▶ _EXERCISE_: Write out the data below exactly as given, without any of its pictures.

== DATA FOR PROCESSING ==

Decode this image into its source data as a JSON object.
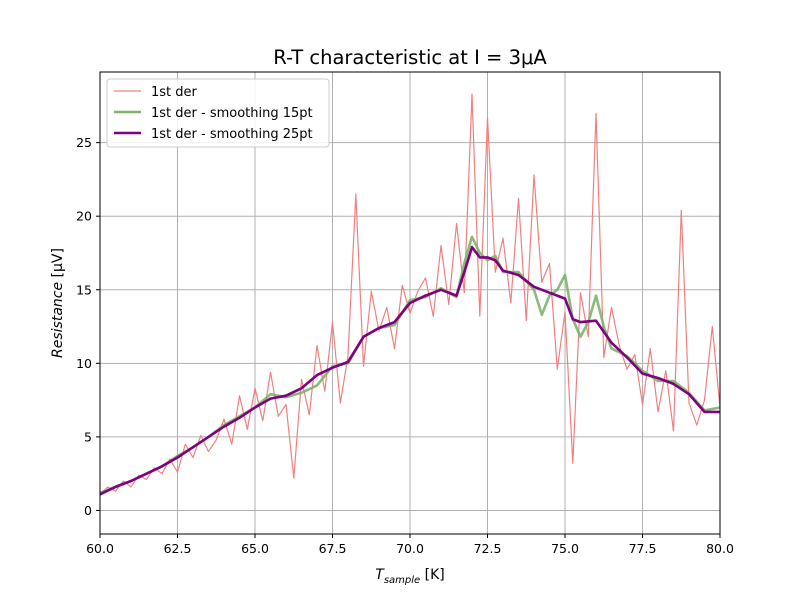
{
  "chart_data": {
    "type": "line",
    "title": "R-T characteristic at I = 3μA",
    "xlabel_main": "T",
    "xlabel_sub": "sample",
    "xlabel_unit": " [K]",
    "ylabel_main": "Resistance",
    "ylabel_unit": " [μV]",
    "xlim": [
      60.0,
      80.0
    ],
    "ylim": [
      -1.6,
      29.8
    ],
    "xticks": [
      60.0,
      62.5,
      65.0,
      67.5,
      70.0,
      72.5,
      75.0,
      77.5,
      80.0
    ],
    "xtick_labels": [
      "60.0",
      "62.5",
      "65.0",
      "67.5",
      "70.0",
      "72.5",
      "75.0",
      "77.5",
      "80.0"
    ],
    "yticks": [
      0,
      5,
      10,
      15,
      20,
      25
    ],
    "ytick_labels": [
      "0",
      "5",
      "10",
      "15",
      "20",
      "25"
    ],
    "grid": true,
    "legend_position": "top-left",
    "series": [
      {
        "name": "1st der",
        "color": "#f08080",
        "style": "thin",
        "x": [
          60.0,
          60.25,
          60.5,
          60.75,
          61.0,
          61.25,
          61.5,
          61.75,
          62.0,
          62.25,
          62.5,
          62.75,
          63.0,
          63.25,
          63.5,
          63.75,
          64.0,
          64.25,
          64.5,
          64.75,
          65.0,
          65.25,
          65.5,
          65.75,
          66.0,
          66.25,
          66.5,
          66.75,
          67.0,
          67.25,
          67.5,
          67.75,
          68.0,
          68.25,
          68.5,
          68.75,
          69.0,
          69.25,
          69.5,
          69.75,
          70.0,
          70.25,
          70.5,
          70.75,
          71.0,
          71.25,
          71.5,
          71.75,
          72.0,
          72.25,
          72.5,
          72.75,
          73.0,
          73.25,
          73.5,
          73.75,
          74.0,
          74.25,
          74.5,
          74.75,
          75.0,
          75.25,
          75.5,
          75.75,
          76.0,
          76.25,
          76.5,
          76.75,
          77.0,
          77.25,
          77.5,
          77.75,
          78.0,
          78.25,
          78.5,
          78.75,
          79.0,
          79.25,
          79.5,
          79.75,
          80.0
        ],
        "values": [
          1.1,
          1.6,
          1.3,
          2.0,
          1.6,
          2.4,
          2.1,
          2.9,
          2.5,
          3.5,
          2.6,
          4.5,
          3.6,
          5.1,
          4.0,
          4.8,
          6.2,
          4.5,
          7.8,
          5.5,
          8.3,
          6.1,
          9.4,
          6.4,
          7.2,
          2.2,
          8.9,
          6.5,
          11.2,
          8.1,
          12.8,
          7.3,
          10.5,
          21.5,
          9.8,
          14.9,
          12.2,
          13.8,
          11.0,
          15.3,
          13.4,
          14.9,
          15.8,
          13.2,
          18.0,
          14.0,
          19.5,
          14.8,
          28.3,
          13.2,
          26.7,
          16.2,
          18.5,
          14.1,
          21.2,
          12.9,
          22.8,
          15.5,
          16.8,
          9.6,
          13.5,
          3.2,
          14.8,
          11.8,
          27.0,
          10.4,
          13.8,
          11.2,
          9.6,
          10.6,
          7.2,
          11.0,
          6.7,
          9.5,
          5.4,
          20.4,
          7.3,
          5.8,
          7.5,
          12.5,
          7.0
        ]
      },
      {
        "name": "1st der - smoothing 15pt",
        "color": "#7cb46b",
        "style": "medium",
        "x": [
          60.0,
          60.5,
          61.0,
          61.5,
          62.0,
          62.5,
          63.0,
          63.5,
          64.0,
          64.5,
          65.0,
          65.5,
          66.0,
          66.5,
          67.0,
          67.5,
          68.0,
          68.5,
          69.0,
          69.5,
          70.0,
          70.5,
          71.0,
          71.5,
          71.75,
          72.0,
          72.25,
          72.5,
          72.75,
          73.0,
          73.5,
          74.0,
          74.25,
          74.5,
          74.75,
          75.0,
          75.25,
          75.5,
          75.75,
          76.0,
          76.25,
          76.5,
          77.0,
          77.5,
          78.0,
          78.5,
          79.0,
          79.5,
          80.0
        ],
        "values": [
          1.2,
          1.6,
          2.0,
          2.5,
          3.0,
          3.7,
          4.3,
          5.0,
          5.8,
          6.4,
          7.0,
          7.9,
          7.7,
          8.0,
          8.5,
          9.8,
          10.0,
          11.8,
          12.4,
          12.6,
          14.3,
          14.5,
          15.1,
          14.5,
          16.8,
          18.6,
          17.5,
          17.0,
          17.3,
          16.2,
          16.2,
          15.0,
          13.3,
          14.6,
          15.0,
          16.0,
          13.0,
          11.8,
          12.8,
          14.6,
          12.5,
          11.0,
          10.5,
          9.5,
          8.8,
          8.8,
          8.0,
          6.8,
          7.0
        ]
      },
      {
        "name": "1st der - smoothing 25pt",
        "color": "#800080",
        "style": "thick",
        "x": [
          60.0,
          60.5,
          61.0,
          61.5,
          62.0,
          62.5,
          63.0,
          63.5,
          64.0,
          64.5,
          65.0,
          65.5,
          66.0,
          66.5,
          67.0,
          67.5,
          68.0,
          68.5,
          69.0,
          69.5,
          70.0,
          70.5,
          71.0,
          71.5,
          71.75,
          72.0,
          72.25,
          72.5,
          72.75,
          73.0,
          73.5,
          74.0,
          74.5,
          75.0,
          75.25,
          75.5,
          76.0,
          76.5,
          77.0,
          77.5,
          78.0,
          78.5,
          79.0,
          79.5,
          80.0
        ],
        "values": [
          1.1,
          1.6,
          2.0,
          2.5,
          3.0,
          3.6,
          4.3,
          5.0,
          5.7,
          6.3,
          7.0,
          7.6,
          7.8,
          8.3,
          9.2,
          9.7,
          10.1,
          11.8,
          12.4,
          12.8,
          14.1,
          14.6,
          15.0,
          14.6,
          16.2,
          17.9,
          17.2,
          17.2,
          17.0,
          16.3,
          16.0,
          15.2,
          14.8,
          14.4,
          13.0,
          12.8,
          12.9,
          11.4,
          10.4,
          9.3,
          9.0,
          8.6,
          7.9,
          6.7,
          6.7
        ]
      }
    ]
  }
}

===

▶ _COMPLETE ANSWER_:
Decode this image into its source data as a JSON object.
{
  "chart_data": {
    "type": "line",
    "title": "R-T characteristic at I = 3μA",
    "xlabel_main": "T",
    "xlabel_sub": "sample",
    "xlabel_unit": " [K]",
    "ylabel_main": "Resistance",
    "ylabel_unit": " [μV]",
    "xlim": [
      60.0,
      80.0
    ],
    "ylim": [
      -1.6,
      29.8
    ],
    "xticks": [
      60.0,
      62.5,
      65.0,
      67.5,
      70.0,
      72.5,
      75.0,
      77.5,
      80.0
    ],
    "xtick_labels": [
      "60.0",
      "62.5",
      "65.0",
      "67.5",
      "70.0",
      "72.5",
      "75.0",
      "77.5",
      "80.0"
    ],
    "yticks": [
      0,
      5,
      10,
      15,
      20,
      25
    ],
    "ytick_labels": [
      "0",
      "5",
      "10",
      "15",
      "20",
      "25"
    ],
    "grid": true,
    "legend_position": "top-left",
    "series": [
      {
        "name": "1st der",
        "color": "#f08080",
        "style": "thin",
        "x": [
          60.0,
          60.25,
          60.5,
          60.75,
          61.0,
          61.25,
          61.5,
          61.75,
          62.0,
          62.25,
          62.5,
          62.75,
          63.0,
          63.25,
          63.5,
          63.75,
          64.0,
          64.25,
          64.5,
          64.75,
          65.0,
          65.25,
          65.5,
          65.75,
          66.0,
          66.25,
          66.5,
          66.75,
          67.0,
          67.25,
          67.5,
          67.75,
          68.0,
          68.25,
          68.5,
          68.75,
          69.0,
          69.25,
          69.5,
          69.75,
          70.0,
          70.25,
          70.5,
          70.75,
          71.0,
          71.25,
          71.5,
          71.75,
          72.0,
          72.25,
          72.5,
          72.75,
          73.0,
          73.25,
          73.5,
          73.75,
          74.0,
          74.25,
          74.5,
          74.75,
          75.0,
          75.25,
          75.5,
          75.75,
          76.0,
          76.25,
          76.5,
          76.75,
          77.0,
          77.25,
          77.5,
          77.75,
          78.0,
          78.25,
          78.5,
          78.75,
          79.0,
          79.25,
          79.5,
          79.75,
          80.0
        ],
        "values": [
          1.1,
          1.6,
          1.3,
          2.0,
          1.6,
          2.4,
          2.1,
          2.9,
          2.5,
          3.5,
          2.6,
          4.5,
          3.6,
          5.1,
          4.0,
          4.8,
          6.2,
          4.5,
          7.8,
          5.5,
          8.3,
          6.1,
          9.4,
          6.4,
          7.2,
          2.2,
          8.9,
          6.5,
          11.2,
          8.1,
          12.8,
          7.3,
          10.5,
          21.5,
          9.8,
          14.9,
          12.2,
          13.8,
          11.0,
          15.3,
          13.4,
          14.9,
          15.8,
          13.2,
          18.0,
          14.0,
          19.5,
          14.8,
          28.3,
          13.2,
          26.7,
          16.2,
          18.5,
          14.1,
          21.2,
          12.9,
          22.8,
          15.5,
          16.8,
          9.6,
          13.5,
          3.2,
          14.8,
          11.8,
          27.0,
          10.4,
          13.8,
          11.2,
          9.6,
          10.6,
          7.2,
          11.0,
          6.7,
          9.5,
          5.4,
          20.4,
          7.3,
          5.8,
          7.5,
          12.5,
          7.0
        ]
      },
      {
        "name": "1st der - smoothing 15pt",
        "color": "#7cb46b",
        "style": "medium",
        "x": [
          60.0,
          60.5,
          61.0,
          61.5,
          62.0,
          62.5,
          63.0,
          63.5,
          64.0,
          64.5,
          65.0,
          65.5,
          66.0,
          66.5,
          67.0,
          67.5,
          68.0,
          68.5,
          69.0,
          69.5,
          70.0,
          70.5,
          71.0,
          71.5,
          71.75,
          72.0,
          72.25,
          72.5,
          72.75,
          73.0,
          73.5,
          74.0,
          74.25,
          74.5,
          74.75,
          75.0,
          75.25,
          75.5,
          75.75,
          76.0,
          76.25,
          76.5,
          77.0,
          77.5,
          78.0,
          78.5,
          79.0,
          79.5,
          80.0
        ],
        "values": [
          1.2,
          1.6,
          2.0,
          2.5,
          3.0,
          3.7,
          4.3,
          5.0,
          5.8,
          6.4,
          7.0,
          7.9,
          7.7,
          8.0,
          8.5,
          9.8,
          10.0,
          11.8,
          12.4,
          12.6,
          14.3,
          14.5,
          15.1,
          14.5,
          16.8,
          18.6,
          17.5,
          17.0,
          17.3,
          16.2,
          16.2,
          15.0,
          13.3,
          14.6,
          15.0,
          16.0,
          13.0,
          11.8,
          12.8,
          14.6,
          12.5,
          11.0,
          10.5,
          9.5,
          8.8,
          8.8,
          8.0,
          6.8,
          7.0
        ]
      },
      {
        "name": "1st der - smoothing 25pt",
        "color": "#800080",
        "style": "thick",
        "x": [
          60.0,
          60.5,
          61.0,
          61.5,
          62.0,
          62.5,
          63.0,
          63.5,
          64.0,
          64.5,
          65.0,
          65.5,
          66.0,
          66.5,
          67.0,
          67.5,
          68.0,
          68.5,
          69.0,
          69.5,
          70.0,
          70.5,
          71.0,
          71.5,
          71.75,
          72.0,
          72.25,
          72.5,
          72.75,
          73.0,
          73.5,
          74.0,
          74.5,
          75.0,
          75.25,
          75.5,
          76.0,
          76.5,
          77.0,
          77.5,
          78.0,
          78.5,
          79.0,
          79.5,
          80.0
        ],
        "values": [
          1.1,
          1.6,
          2.0,
          2.5,
          3.0,
          3.6,
          4.3,
          5.0,
          5.7,
          6.3,
          7.0,
          7.6,
          7.8,
          8.3,
          9.2,
          9.7,
          10.1,
          11.8,
          12.4,
          12.8,
          14.1,
          14.6,
          15.0,
          14.6,
          16.2,
          17.9,
          17.2,
          17.2,
          17.0,
          16.3,
          16.0,
          15.2,
          14.8,
          14.4,
          13.0,
          12.8,
          12.9,
          11.4,
          10.4,
          9.3,
          9.0,
          8.6,
          7.9,
          6.7,
          6.7
        ]
      }
    ]
  }
}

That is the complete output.